Given instruction:
Keep the images out and copy every entry below exactly.

━━━━

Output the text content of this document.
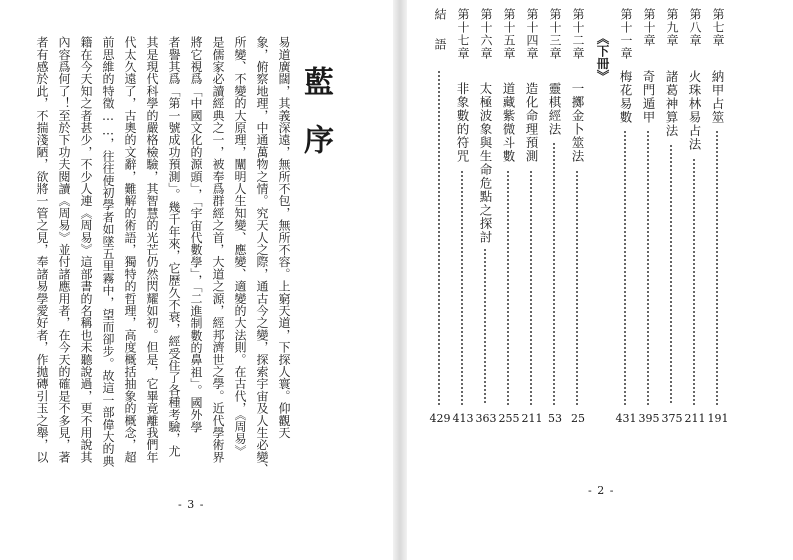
藍序
易道廣闊，其義深遠，無所不包，無所不容。上窮天道，下探人寰。仰觀天
象，俯察地理，中通萬物之情。究天人之際，通古今之變，探索宇宙及人生必變、
所變、不變的大原理，闡明人生知變、應變、適變的大法則。在古代，《周易》
是儒家必讀經典之一，被奉爲群經之首，大道之源，經邦濟世之學。近代學術界
將它視爲「中國文化的源頭」，「宇宙代數學」，「二進制數的鼻祖」。國外學
者譽其爲「第一號成功預測」。幾千年來，它歷久不衰，經受住了各種考驗，尤
其是現代科學的嚴格檢驗，其智慧的光芒仍然閃耀如初。但是，它畢竟離我們年
代太久遠了，古奧的文辭，難解的術語，獨特的哲理，高度概括抽象的概念，超
前思維的特徵……，往往使初學者如墜五里霧中，望而卻步。故這一部偉大的典
籍在今天知之者甚少，不少人連《周易》這部書的名稱也未聽說過，更不用說其
內容爲何了！至於下功夫閱讀《周易》並付諸應用者，在今天的確是不多見，著
者有感於此，不揣淺陋，欲將一管之見，奉諸易學愛好者，作拋磚引玉之舉，以
- 3 -
第七章
納甲占筮
191
第八章
火珠林易占法
211
第九章
諸葛神算法
375
第十章
奇門遁甲
395
第十一章
梅花易數
431
《下冊》
第十二章
一擲金卜筮法
25
第十三章
靈棋經法
53
第十四章
造化命理預測
211
第十五章
道藏紫微斗數
255
第十六章
太極波象與生命危點之探討
363
第十七章
非象數的符咒
413
結語
429
- 2 -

━━━━

Final result:
Output the text content of this document.
藍序
易道廣闊，其義深遠，無所不包，無所不容。上窮天道，下探人寰。仰觀天
象，俯察地理，中通萬物之情。究天人之際，通古今之變，探索宇宙及人生必變、
所變、不變的大原理，闡明人生知變、應變、適變的大法則。在古代，《周易》
是儒家必讀經典之一，被奉爲群經之首，大道之源，經邦濟世之學。近代學術界
將它視爲「中國文化的源頭」，「宇宙代數學」，「二進制數的鼻祖」。國外學
者譽其爲「第一號成功預測」。幾千年來，它歷久不衰，經受住了各種考驗，尤
其是現代科學的嚴格檢驗，其智慧的光芒仍然閃耀如初。但是，它畢竟離我們年
代太久遠了，古奧的文辭，難解的術語，獨特的哲理，高度概括抽象的概念，超
前思維的特徵……，往往使初學者如墜五里霧中，望而卻步。故這一部偉大的典
籍在今天知之者甚少，不少人連《周易》這部書的名稱也未聽說過，更不用說其
內容爲何了！至於下功夫閱讀《周易》並付諸應用者，在今天的確是不多見，著
者有感於此，不揣淺陋，欲將一管之見，奉諸易學愛好者，作拋磚引玉之舉，以
- 3 -
第七章
納甲占筮
191
第八章
火珠林易占法
211
第九章
諸葛神算法
375
第十章
奇門遁甲
395
第十一章
梅花易數
431
《下冊》
第十二章
一擲金卜筮法
25
第十三章
靈棋經法
53
第十四章
造化命理預測
211
第十五章
道藏紫微斗數
255
第十六章
太極波象與生命危點之探討
363
第十七章
非象數的符咒
413
結語
429
- 2 -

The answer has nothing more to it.